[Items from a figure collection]
-=-=-

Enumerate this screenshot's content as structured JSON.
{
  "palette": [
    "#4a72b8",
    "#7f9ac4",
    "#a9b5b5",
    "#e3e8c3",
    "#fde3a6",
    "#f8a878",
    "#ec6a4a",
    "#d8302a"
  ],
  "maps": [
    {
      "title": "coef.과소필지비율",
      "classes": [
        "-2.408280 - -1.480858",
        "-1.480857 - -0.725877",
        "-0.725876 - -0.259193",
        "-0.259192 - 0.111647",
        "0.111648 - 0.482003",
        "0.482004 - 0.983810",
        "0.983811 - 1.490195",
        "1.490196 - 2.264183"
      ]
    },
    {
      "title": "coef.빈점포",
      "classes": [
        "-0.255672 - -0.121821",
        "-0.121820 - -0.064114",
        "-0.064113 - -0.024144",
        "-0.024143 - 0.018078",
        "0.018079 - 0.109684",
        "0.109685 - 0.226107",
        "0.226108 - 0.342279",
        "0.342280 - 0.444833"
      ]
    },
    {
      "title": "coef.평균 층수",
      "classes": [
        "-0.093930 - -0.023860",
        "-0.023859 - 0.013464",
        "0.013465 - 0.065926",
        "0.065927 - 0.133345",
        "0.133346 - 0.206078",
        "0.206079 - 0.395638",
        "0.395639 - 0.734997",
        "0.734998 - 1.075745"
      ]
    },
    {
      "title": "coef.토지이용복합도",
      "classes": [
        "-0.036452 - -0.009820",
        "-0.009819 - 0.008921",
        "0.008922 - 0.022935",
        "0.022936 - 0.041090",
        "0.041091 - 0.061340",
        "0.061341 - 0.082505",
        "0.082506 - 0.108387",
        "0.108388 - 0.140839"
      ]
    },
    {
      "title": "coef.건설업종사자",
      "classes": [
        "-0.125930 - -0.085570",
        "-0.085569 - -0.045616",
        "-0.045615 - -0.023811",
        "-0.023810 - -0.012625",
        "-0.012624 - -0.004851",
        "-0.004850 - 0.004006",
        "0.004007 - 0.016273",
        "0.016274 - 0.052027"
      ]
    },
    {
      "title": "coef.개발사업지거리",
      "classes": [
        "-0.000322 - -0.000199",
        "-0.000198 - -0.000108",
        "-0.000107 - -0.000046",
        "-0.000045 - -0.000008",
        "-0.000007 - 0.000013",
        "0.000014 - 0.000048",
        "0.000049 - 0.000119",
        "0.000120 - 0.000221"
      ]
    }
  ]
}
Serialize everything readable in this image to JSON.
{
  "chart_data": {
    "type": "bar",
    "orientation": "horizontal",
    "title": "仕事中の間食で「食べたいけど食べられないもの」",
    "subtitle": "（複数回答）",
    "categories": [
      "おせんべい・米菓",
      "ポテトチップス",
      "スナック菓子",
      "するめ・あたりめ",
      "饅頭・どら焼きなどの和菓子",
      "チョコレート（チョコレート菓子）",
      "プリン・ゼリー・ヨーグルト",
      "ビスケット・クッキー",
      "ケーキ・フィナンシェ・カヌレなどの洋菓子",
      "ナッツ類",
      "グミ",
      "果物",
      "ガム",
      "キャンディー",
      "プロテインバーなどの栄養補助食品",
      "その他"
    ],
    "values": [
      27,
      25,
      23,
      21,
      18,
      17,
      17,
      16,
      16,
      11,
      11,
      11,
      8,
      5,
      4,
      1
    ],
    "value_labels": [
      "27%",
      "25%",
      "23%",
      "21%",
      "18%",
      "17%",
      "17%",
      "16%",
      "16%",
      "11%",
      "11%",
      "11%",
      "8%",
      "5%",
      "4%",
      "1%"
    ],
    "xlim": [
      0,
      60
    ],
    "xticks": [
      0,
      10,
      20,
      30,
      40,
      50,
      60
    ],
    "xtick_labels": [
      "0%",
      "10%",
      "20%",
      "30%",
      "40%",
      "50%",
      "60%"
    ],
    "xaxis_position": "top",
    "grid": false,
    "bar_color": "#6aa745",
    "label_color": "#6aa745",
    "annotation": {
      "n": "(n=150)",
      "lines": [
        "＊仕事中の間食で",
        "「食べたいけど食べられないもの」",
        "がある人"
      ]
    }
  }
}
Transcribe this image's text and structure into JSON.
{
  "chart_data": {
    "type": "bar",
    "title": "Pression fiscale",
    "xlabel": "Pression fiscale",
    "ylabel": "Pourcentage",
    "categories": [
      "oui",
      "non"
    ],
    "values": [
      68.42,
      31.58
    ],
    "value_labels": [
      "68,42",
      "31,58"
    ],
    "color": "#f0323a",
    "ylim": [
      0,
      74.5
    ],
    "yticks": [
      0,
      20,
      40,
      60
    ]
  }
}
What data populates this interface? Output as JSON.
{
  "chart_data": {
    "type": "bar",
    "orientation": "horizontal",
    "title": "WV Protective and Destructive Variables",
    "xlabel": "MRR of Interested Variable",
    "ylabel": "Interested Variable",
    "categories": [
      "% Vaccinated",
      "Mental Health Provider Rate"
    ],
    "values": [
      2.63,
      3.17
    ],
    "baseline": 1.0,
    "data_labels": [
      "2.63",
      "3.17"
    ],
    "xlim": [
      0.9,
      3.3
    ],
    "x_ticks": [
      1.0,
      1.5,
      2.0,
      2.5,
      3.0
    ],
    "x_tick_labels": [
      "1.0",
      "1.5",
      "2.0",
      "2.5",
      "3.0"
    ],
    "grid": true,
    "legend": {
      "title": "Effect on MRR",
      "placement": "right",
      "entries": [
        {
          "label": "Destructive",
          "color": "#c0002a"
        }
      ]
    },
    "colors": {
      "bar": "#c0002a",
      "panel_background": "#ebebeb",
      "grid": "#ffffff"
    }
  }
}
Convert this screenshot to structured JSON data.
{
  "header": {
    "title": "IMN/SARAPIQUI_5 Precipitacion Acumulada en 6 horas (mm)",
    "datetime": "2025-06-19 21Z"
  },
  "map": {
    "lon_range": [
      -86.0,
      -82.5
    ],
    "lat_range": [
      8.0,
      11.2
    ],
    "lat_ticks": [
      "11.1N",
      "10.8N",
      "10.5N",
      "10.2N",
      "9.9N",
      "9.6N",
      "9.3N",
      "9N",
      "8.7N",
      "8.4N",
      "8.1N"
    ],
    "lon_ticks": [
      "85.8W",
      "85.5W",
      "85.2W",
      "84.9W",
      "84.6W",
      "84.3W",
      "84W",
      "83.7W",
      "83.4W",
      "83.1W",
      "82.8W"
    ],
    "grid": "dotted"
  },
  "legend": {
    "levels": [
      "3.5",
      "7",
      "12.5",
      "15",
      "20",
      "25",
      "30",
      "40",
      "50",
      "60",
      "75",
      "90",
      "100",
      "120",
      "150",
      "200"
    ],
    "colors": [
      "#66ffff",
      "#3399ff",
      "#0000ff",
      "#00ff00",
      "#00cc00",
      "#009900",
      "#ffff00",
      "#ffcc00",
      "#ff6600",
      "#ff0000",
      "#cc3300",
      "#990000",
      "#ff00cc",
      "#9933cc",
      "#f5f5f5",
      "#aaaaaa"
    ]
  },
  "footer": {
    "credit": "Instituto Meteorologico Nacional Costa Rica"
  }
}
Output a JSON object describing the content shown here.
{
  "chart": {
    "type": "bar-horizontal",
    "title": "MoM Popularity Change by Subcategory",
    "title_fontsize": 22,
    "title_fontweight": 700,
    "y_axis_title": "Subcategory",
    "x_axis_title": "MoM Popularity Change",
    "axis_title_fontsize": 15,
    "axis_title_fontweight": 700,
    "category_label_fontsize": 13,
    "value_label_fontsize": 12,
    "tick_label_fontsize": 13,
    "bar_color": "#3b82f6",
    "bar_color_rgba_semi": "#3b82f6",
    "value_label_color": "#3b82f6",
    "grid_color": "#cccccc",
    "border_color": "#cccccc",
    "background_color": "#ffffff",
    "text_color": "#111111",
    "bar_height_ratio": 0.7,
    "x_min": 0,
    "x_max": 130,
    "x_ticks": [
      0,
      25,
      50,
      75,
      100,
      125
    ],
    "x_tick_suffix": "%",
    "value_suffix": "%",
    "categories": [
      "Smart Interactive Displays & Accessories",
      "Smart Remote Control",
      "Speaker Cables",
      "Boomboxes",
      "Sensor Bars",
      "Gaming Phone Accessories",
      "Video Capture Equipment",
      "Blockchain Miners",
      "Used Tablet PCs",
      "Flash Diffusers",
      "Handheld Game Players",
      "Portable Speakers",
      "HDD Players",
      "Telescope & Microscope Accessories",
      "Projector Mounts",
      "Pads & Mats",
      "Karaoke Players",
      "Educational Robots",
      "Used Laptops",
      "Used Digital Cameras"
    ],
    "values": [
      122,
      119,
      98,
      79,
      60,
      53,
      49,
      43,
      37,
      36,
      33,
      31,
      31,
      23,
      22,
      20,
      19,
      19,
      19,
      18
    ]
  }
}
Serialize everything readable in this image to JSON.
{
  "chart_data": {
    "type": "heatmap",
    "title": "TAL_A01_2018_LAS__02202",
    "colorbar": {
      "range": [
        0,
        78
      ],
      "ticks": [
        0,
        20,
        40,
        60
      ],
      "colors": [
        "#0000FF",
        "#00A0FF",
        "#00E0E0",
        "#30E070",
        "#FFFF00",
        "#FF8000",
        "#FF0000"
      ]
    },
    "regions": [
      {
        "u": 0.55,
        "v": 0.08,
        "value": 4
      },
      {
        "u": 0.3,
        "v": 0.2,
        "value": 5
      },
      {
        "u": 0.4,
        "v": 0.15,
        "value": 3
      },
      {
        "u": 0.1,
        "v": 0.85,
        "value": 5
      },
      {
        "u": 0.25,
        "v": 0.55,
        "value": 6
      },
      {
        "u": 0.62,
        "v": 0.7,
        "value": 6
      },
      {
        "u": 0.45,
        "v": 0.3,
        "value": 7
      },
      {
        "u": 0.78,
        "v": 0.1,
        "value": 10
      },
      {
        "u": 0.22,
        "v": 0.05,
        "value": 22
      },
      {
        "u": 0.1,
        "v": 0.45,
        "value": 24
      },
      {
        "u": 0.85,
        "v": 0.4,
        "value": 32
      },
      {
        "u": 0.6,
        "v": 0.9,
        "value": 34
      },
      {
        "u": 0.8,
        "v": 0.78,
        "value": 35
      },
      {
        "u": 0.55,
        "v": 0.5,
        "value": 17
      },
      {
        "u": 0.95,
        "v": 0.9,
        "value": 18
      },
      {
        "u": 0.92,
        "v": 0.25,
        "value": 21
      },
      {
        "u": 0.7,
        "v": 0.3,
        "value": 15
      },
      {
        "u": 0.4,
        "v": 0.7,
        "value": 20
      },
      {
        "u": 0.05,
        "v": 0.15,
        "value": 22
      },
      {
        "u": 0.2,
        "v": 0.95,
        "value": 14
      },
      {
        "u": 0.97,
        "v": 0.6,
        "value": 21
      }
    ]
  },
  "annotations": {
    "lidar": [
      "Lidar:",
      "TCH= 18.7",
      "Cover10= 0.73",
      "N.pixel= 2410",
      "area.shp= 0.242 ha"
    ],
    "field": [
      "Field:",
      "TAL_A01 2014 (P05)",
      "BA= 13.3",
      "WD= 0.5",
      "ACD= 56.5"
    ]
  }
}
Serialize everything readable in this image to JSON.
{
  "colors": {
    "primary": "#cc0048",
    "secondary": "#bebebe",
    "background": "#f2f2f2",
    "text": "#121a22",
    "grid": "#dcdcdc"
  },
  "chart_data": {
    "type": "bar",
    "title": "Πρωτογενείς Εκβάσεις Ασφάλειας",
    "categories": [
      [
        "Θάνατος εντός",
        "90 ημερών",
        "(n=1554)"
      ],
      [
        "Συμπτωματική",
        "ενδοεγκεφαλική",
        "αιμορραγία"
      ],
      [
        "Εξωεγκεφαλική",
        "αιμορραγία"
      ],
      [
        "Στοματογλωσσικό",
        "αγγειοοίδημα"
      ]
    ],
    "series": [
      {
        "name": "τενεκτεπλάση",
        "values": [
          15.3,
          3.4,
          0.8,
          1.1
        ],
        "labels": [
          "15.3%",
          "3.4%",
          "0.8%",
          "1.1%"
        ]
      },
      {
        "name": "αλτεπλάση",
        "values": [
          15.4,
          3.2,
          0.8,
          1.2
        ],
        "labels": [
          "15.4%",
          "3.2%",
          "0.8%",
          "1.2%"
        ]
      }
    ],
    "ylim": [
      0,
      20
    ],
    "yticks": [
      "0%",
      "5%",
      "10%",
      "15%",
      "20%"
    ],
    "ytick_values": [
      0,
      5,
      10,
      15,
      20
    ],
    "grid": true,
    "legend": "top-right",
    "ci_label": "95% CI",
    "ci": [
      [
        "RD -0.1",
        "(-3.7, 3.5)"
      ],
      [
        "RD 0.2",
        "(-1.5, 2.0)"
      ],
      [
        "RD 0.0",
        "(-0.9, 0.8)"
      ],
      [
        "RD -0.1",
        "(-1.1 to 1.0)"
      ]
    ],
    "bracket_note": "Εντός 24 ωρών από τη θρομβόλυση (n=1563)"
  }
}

-=-=-

[Brief]
Filter out every line that lacks the word "Output", and copy the rest.

[The completed task]
What data populates this interface? Output as JSON.
Output a JSON object describing the content shown here.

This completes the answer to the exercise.